Instructions to follow:
Should a picture appear anywhere in the data, omit it and copy everything else exactly.

────────────────────

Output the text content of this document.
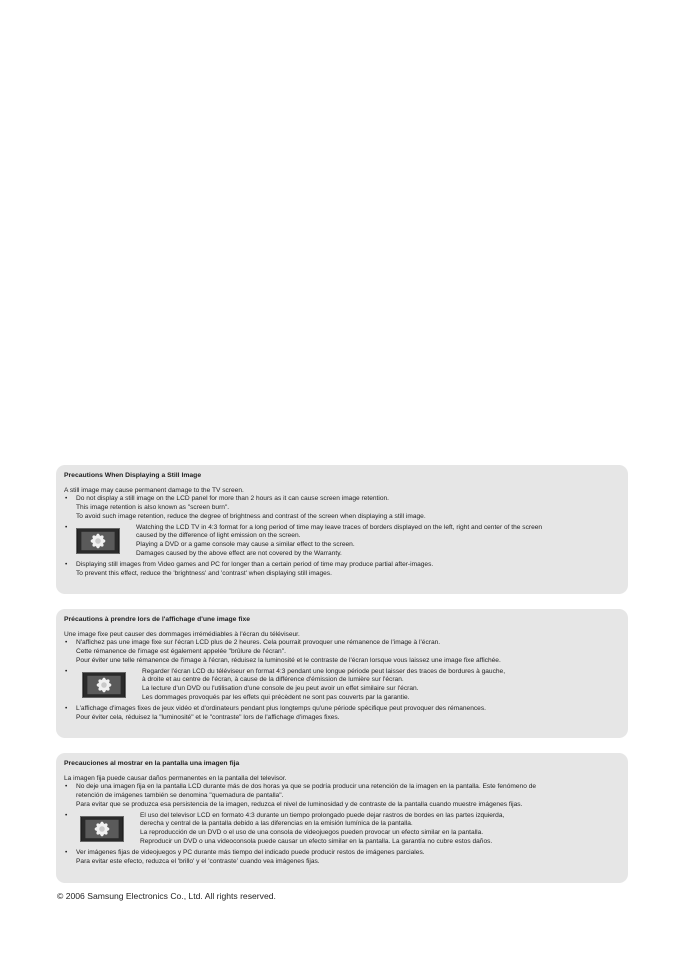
Precautions When Displaying a Still Image
A still image may cause permanent damage to the TV screen.
• Do not display a still image on the LCD panel for more than 2 hours as it can cause screen image retention.
This image retention is also known as "screen burn".
To avoid such image retention, reduce the degree of brightness and contrast of the screen when displaying a still image.
•	Watching the LCD TV in 4:3 format for a long period of time may leave traces of borders displayed on the left, right and center of the screen
caused by the difference of light emission on the screen.
Playing a DVD or a game console may cause a similar effect to the screen.
Damages caused by the above effect are not covered by the Warranty.
• Displaying still images from Video games and PC for longer than a certain period of time may produce partial after-images.
To prevent this effect, reduce the 'brightness' and 'contrast' when displaying still images.
Précautions à prendre lors de l'affichage d'une image fixe
Une image fixe peut causer des dommages irrémédiables à l'écran du téléviseur.
• N'affichez pas une image fixe sur l'écran LCD plus de 2 heures. Cela pourrait provoquer une rémanence de l'image à l'écran.
Cette rémanence de l'image est également appelée "brûlure de l'écran".
Pour éviter une telle rémanence de l'image à l'écran, réduisez la luminosité et le contraste de l'écran lorsque vous laissez une image fixe affichée.
•	Regarder l'écran LCD du téléviseur en format 4:3 pendant une longue période peut laisser des traces de bordures à gauche,
à droite et au centre de l'écran, à cause de la différence d'émission de lumière sur l'écran.
La lecture d'un DVD ou l'utilisation d'une console de jeu peut avoir un effet similaire sur l'écran.
Les dommages provoqués par les effets qui précèdent ne sont pas couverts par la garantie.
• L'affichage d'images fixes de jeux vidéo et d'ordinateurs pendant plus longtemps qu'une période spécifique peut provoquer des rémanences.
Pour éviter cela, réduisez la "luminosité" et le "contraste" lors de l'affichage d'images fixes.
Precauciones al mostrar en la pantalla una imagen fija
La imagen fija puede causar daños permanentes en la pantalla del televisor.
• No deje una imagen fija en la pantalla LCD durante más de dos horas ya que se podría producir una retención de la imagen en la pantalla. Este fenómeno de
retención de imágenes también se denomina "quemadura de pantalla".
Para evitar que se produzca esa persistencia de la imagen, reduzca el nivel de luminosidad y de contraste de la pantalla cuando muestre imágenes fijas.
•	El uso del televisor LCD en formato 4:3 durante un tiempo prolongado puede dejar rastros de bordes en las partes izquierda,
derecha y central de la pantalla debido a las diferencias en la emisión lumínica de la pantalla.
La reproducción de un DVD o el uso de una consola de videojuegos pueden provocar un efecto similar en la pantalla.
Reproducir un DVD o una videoconsola puede causar un efecto similar en la pantalla. La garantía no cubre estos daños.
• Ver imágenes fijas de videojuegos y PC durante más tiempo del indicado puede producir restos de imágenes parciales.
Para evitar este efecto, reduzca el 'brillo' y el 'contraste' cuando vea imágenes fijas.
© 2006 Samsung Electronics Co., Ltd. All rights reserved.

────────────────────

Response area:
Output the text content of this document.
Precautions When Displaying a Still Image
A still image may cause permanent damage to the TV screen.
• Do not display a still image on the LCD panel for more than 2 hours as it can cause screen image retention.
This image retention is also known as "screen burn".
To avoid such image retention, reduce the degree of brightness and contrast of the screen when displaying a still image.
•	Watching the LCD TV in 4:3 format for a long period of time may leave traces of borders displayed on the left, right and center of the screen
caused by the difference of light emission on the screen.
Playing a DVD or a game console may cause a similar effect to the screen.
Damages caused by the above effect are not covered by the Warranty.
• Displaying still images from Video games and PC for longer than a certain period of time may produce partial after-images.
To prevent this effect, reduce the 'brightness' and 'contrast' when displaying still images.
Précautions à prendre lors de l'affichage d'une image fixe
Une image fixe peut causer des dommages irrémédiables à l'écran du téléviseur.
• N'affichez pas une image fixe sur l'écran LCD plus de 2 heures. Cela pourrait provoquer une rémanence de l'image à l'écran.
Cette rémanence de l'image est également appelée "brûlure de l'écran".
Pour éviter une telle rémanence de l'image à l'écran, réduisez la luminosité et le contraste de l'écran lorsque vous laissez une image fixe affichée.
•	Regarder l'écran LCD du téléviseur en format 4:3 pendant une longue période peut laisser des traces de bordures à gauche,
à droite et au centre de l'écran, à cause de la différence d'émission de lumière sur l'écran.
La lecture d'un DVD ou l'utilisation d'une console de jeu peut avoir un effet similaire sur l'écran.
Les dommages provoqués par les effets qui précèdent ne sont pas couverts par la garantie.
• L'affichage d'images fixes de jeux vidéo et d'ordinateurs pendant plus longtemps qu'une période spécifique peut provoquer des rémanences.
Pour éviter cela, réduisez la "luminosité" et le "contraste" lors de l'affichage d'images fixes.
Precauciones al mostrar en la pantalla una imagen fija
La imagen fija puede causar daños permanentes en la pantalla del televisor.
• No deje una imagen fija en la pantalla LCD durante más de dos horas ya que se podría producir una retención de la imagen en la pantalla. Este fenómeno de
retención de imágenes también se denomina "quemadura de pantalla".
Para evitar que se produzca esa persistencia de la imagen, reduzca el nivel de luminosidad y de contraste de la pantalla cuando muestre imágenes fijas.
•	El uso del televisor LCD en formato 4:3 durante un tiempo prolongado puede dejar rastros de bordes en las partes izquierda,
derecha y central de la pantalla debido a las diferencias en la emisión lumínica de la pantalla.
La reproducción de un DVD o el uso de una consola de videojuegos pueden provocar un efecto similar en la pantalla.
Reproducir un DVD o una videoconsola puede causar un efecto similar en la pantalla. La garantía no cubre estos daños.
• Ver imágenes fijas de videojuegos y PC durante más tiempo del indicado puede producir restos de imágenes parciales.
Para evitar este efecto, reduzca el 'brillo' y el 'contraste' cuando vea imágenes fijas.
© 2006 Samsung Electronics Co., Ltd. All rights reserved.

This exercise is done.